▶ Goal of the exercise: Examine the material below. Gather every line in which the string "Kärna" appears.

(Data records)

# # # # #

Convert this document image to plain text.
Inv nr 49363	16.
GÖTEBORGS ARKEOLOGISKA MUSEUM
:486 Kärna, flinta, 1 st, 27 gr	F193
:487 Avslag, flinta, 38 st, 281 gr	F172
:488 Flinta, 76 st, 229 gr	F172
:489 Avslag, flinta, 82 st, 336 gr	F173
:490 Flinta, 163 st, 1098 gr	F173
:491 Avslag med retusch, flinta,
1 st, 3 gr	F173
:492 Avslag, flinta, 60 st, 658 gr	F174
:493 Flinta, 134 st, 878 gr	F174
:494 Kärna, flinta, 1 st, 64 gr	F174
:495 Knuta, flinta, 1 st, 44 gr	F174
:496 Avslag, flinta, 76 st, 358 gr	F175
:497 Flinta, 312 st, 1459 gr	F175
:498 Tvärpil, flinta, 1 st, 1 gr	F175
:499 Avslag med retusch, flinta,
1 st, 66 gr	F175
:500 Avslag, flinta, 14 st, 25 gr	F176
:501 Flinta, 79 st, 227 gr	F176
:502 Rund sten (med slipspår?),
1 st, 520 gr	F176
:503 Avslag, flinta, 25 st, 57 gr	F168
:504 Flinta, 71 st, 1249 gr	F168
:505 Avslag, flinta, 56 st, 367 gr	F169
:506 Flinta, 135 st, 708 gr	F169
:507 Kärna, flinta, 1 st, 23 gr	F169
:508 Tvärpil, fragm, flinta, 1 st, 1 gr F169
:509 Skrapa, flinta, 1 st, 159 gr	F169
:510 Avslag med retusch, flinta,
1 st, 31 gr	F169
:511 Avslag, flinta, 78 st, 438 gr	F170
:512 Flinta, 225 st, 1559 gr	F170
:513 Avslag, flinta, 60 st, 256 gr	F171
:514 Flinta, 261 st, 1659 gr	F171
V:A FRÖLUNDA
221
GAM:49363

# # # # #

▶ Expected answer:
:486 Kärna, flinta, 1 st, 27 gr	F193
:494 Kärna, flinta, 1 st, 64 gr	F174
:507 Kärna, flinta, 1 st, 23 gr	F169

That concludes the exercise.